§ **WHAT YOU ARE ASKED TO DO**:
What you return should match every record exactly, with the images removed.

§ **EXCERPTED RECORDS**:
━━━━━━
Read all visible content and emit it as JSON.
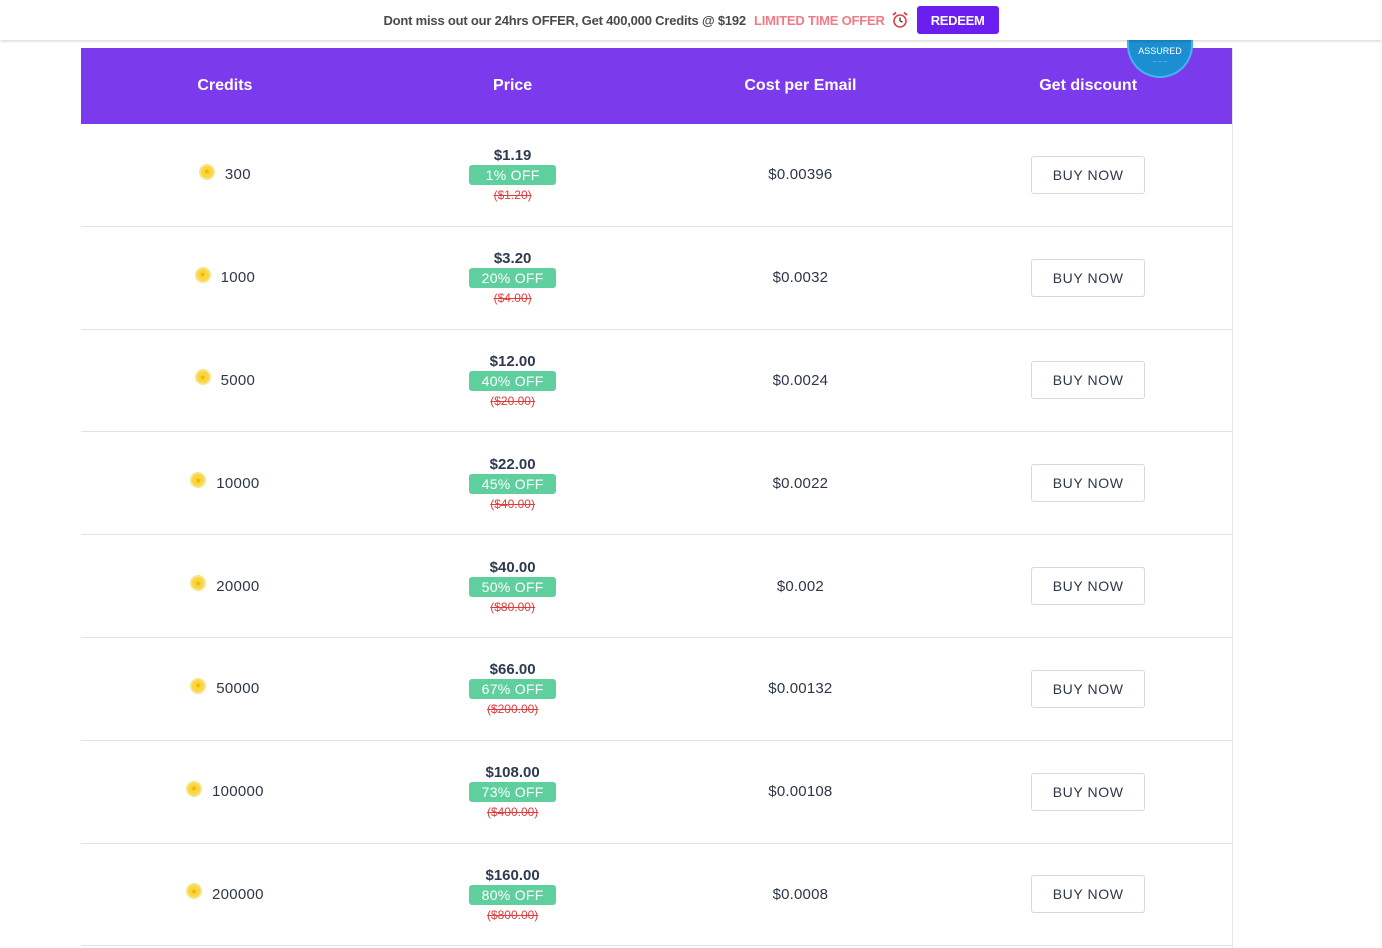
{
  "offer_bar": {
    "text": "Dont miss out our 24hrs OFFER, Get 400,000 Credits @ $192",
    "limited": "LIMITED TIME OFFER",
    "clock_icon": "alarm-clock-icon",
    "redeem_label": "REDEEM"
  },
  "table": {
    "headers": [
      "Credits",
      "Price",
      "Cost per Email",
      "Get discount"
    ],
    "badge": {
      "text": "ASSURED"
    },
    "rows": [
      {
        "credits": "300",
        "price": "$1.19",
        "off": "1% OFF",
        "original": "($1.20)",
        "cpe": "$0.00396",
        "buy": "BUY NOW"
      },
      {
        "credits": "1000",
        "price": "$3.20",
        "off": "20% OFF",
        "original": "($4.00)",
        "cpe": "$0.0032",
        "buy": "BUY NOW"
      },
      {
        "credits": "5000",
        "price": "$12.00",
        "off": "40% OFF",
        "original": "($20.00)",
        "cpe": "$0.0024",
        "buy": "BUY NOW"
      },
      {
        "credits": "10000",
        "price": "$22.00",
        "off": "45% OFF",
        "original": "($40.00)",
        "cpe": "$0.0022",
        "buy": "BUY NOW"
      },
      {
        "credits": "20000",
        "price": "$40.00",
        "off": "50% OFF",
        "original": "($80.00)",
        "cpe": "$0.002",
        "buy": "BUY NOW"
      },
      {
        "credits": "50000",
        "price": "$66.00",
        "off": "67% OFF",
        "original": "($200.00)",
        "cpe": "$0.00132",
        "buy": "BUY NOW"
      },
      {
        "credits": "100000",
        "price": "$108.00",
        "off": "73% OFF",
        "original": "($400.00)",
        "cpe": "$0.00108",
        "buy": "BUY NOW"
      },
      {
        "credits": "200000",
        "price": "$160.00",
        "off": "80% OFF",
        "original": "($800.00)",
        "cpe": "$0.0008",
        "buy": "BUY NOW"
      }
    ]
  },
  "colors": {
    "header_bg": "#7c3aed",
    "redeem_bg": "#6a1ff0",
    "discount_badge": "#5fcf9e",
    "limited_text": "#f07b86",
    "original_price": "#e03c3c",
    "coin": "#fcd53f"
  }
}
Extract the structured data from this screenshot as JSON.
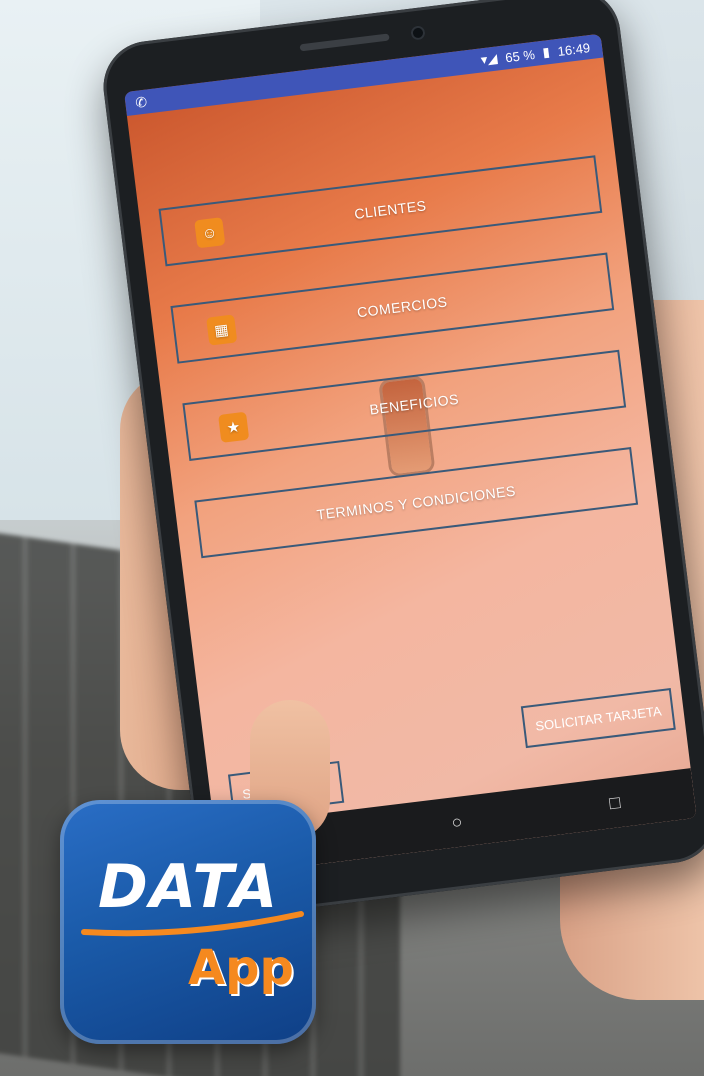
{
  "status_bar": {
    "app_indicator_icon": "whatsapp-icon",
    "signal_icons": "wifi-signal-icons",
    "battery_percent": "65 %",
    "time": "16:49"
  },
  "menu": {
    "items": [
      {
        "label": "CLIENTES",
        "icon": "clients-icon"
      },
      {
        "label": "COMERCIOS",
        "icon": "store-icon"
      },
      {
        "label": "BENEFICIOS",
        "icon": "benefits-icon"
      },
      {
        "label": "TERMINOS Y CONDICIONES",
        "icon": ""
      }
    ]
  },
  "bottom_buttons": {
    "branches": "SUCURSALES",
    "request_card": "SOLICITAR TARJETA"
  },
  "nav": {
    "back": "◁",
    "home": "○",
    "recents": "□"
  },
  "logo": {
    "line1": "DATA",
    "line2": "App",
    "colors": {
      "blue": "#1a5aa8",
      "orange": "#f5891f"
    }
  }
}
━━━━━━
§ **ANSWER FOR THE TASK**:
Read all visible content and emit it as JSON.
{
  "offer_bar": {
    "text": "Dont miss out our 24hrs OFFER, Get 400,000 Credits @ $192",
    "limited": "LIMITED TIME OFFER",
    "clock_icon": "alarm-clock-icon",
    "redeem_label": "REDEEM"
  },
  "table": {
    "headers": [
      "Credits",
      "Price",
      "Cost per Email",
      "Get discount"
    ],
    "badge": {
      "text": "ASSURED"
    },
    "rows": [
      {
        "credits": "300",
        "price": "$1.19",
        "off": "1% OFF",
        "original": "($1.20)",
        "cpe": "$0.00396",
        "buy": "BUY NOW"
      },
      {
        "credits": "1000",
        "price": "$3.20",
        "off": "20% OFF",
        "original": "($4.00)",
        "cpe": "$0.0032",
        "buy": "BUY NOW"
      },
      {
        "credits": "5000",
        "price": "$12.00",
        "off": "40% OFF",
        "original": "($20.00)",
        "cpe": "$0.0024",
        "buy": "BUY NOW"
      },
      {
        "credits": "10000",
        "price": "$22.00",
        "off": "45% OFF",
        "original": "($40.00)",
        "cpe": "$0.0022",
        "buy": "BUY NOW"
      },
      {
        "credits": "20000",
        "price": "$40.00",
        "off": "50% OFF",
        "original": "($80.00)",
        "cpe": "$0.002",
        "buy": "BUY NOW"
      },
      {
        "credits": "50000",
        "price": "$66.00",
        "off": "67% OFF",
        "original": "($200.00)",
        "cpe": "$0.00132",
        "buy": "BUY NOW"
      },
      {
        "credits": "100000",
        "price": "$108.00",
        "off": "73% OFF",
        "original": "($400.00)",
        "cpe": "$0.00108",
        "buy": "BUY NOW"
      },
      {
        "credits": "200000",
        "price": "$160.00",
        "off": "80% OFF",
        "original": "($800.00)",
        "cpe": "$0.0008",
        "buy": "BUY NOW"
      }
    ]
  },
  "colors": {
    "header_bg": "#7c3aed",
    "redeem_bg": "#6a1ff0",
    "discount_badge": "#5fcf9e",
    "limited_text": "#f07b86",
    "original_price": "#e03c3c",
    "coin": "#fcd53f"
  }
}
Extract the structured data from this screenshot as JSON.
{
  "status_bar": {
    "app_indicator_icon": "whatsapp-icon",
    "signal_icons": "wifi-signal-icons",
    "battery_percent": "65 %",
    "time": "16:49"
  },
  "menu": {
    "items": [
      {
        "label": "CLIENTES",
        "icon": "clients-icon"
      },
      {
        "label": "COMERCIOS",
        "icon": "store-icon"
      },
      {
        "label": "BENEFICIOS",
        "icon": "benefits-icon"
      },
      {
        "label": "TERMINOS Y CONDICIONES",
        "icon": ""
      }
    ]
  },
  "bottom_buttons": {
    "branches": "SUCURSALES",
    "request_card": "SOLICITAR TARJETA"
  },
  "nav": {
    "back": "◁",
    "home": "○",
    "recents": "□"
  },
  "logo": {
    "line1": "DATA",
    "line2": "App",
    "colors": {
      "blue": "#1a5aa8",
      "orange": "#f5891f"
    }
  }
}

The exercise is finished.